**AIM**
Search the data below for "title"; list each line that holds it.

--- MATERIAL FOR THE TASK ---

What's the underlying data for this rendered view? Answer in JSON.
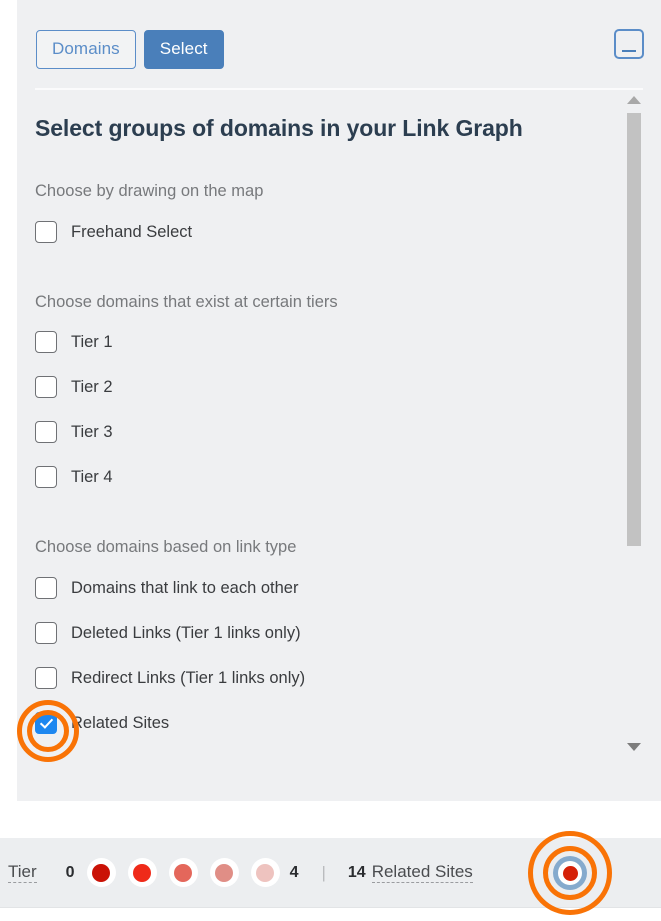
{
  "panel": {
    "header": {
      "buttons": [
        {
          "label": "Domains",
          "style": "outline"
        },
        {
          "label": "Select",
          "style": "primary"
        }
      ],
      "collapse_icon": "collapse-panel-icon"
    },
    "title": "Select groups of domains in your Link Graph",
    "groups": [
      {
        "label": "Choose by drawing on the map",
        "options": [
          {
            "label": "Freehand Select",
            "checked": false
          }
        ]
      },
      {
        "label": "Choose domains that exist at certain tiers",
        "options": [
          {
            "label": "Tier 1",
            "checked": false
          },
          {
            "label": "Tier 2",
            "checked": false
          },
          {
            "label": "Tier 3",
            "checked": false
          },
          {
            "label": "Tier 4",
            "checked": false
          }
        ]
      },
      {
        "label": "Choose domains based on link type",
        "options": [
          {
            "label": "Domains that link to each other",
            "checked": false
          },
          {
            "label": "Deleted Links (Tier 1 links only)",
            "checked": false
          },
          {
            "label": "Redirect Links (Tier 1 links only)",
            "checked": false
          },
          {
            "label": "Related Sites",
            "checked": true
          }
        ]
      }
    ],
    "scrollbar": {
      "up_arrow": "scroll-up-arrow-icon",
      "down_arrow": "scroll-down-arrow-icon"
    }
  },
  "bottom_bar": {
    "tier_label": "Tier",
    "tier_min": "0",
    "tier_max": "4",
    "tier_dot_colors": [
      "#ca1206",
      "#ef2a19",
      "#e4675b",
      "#e08e86",
      "#eec3bf"
    ],
    "divider": "|",
    "related_count": "14",
    "related_label": "Related Sites",
    "related_marker": {
      "outer_color": "#85aacd",
      "mid_color": "#ffffff",
      "core_color": "#d52108"
    }
  },
  "annotation": {
    "color": "#f97306",
    "targets": [
      "related-sites-checkbox",
      "related-sites-marker"
    ]
  }
}
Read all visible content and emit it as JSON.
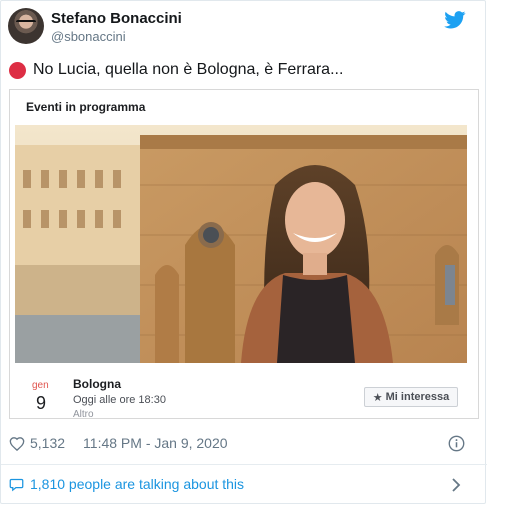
{
  "author": {
    "name": "Stefano Bonaccini",
    "handle": "@sbonaccini"
  },
  "tweet": {
    "emoji_icon": "red-circle-icon",
    "text": "No Lucia, quella non è Bologna, è Ferrara..."
  },
  "embed": {
    "header": "Eventi in programma",
    "event": {
      "month": "gen",
      "day": "9",
      "title": "Bologna",
      "time": "Oggi alle ore 18:30",
      "category": "Altro",
      "button_label": "Mi interessa"
    }
  },
  "footer": {
    "likes": "5,132",
    "timestamp": "11:48 PM - Jan 9, 2020",
    "talking": "1,810 people are talking about this"
  },
  "colors": {
    "twitter_blue": "#1da1f2",
    "link_blue": "#1b95e0",
    "red_dot": "#dd2e44"
  }
}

---

**COMPLETE ANSWER**
    "title": "Select groups of domains in your Link Graph",
      "title": "Bologna",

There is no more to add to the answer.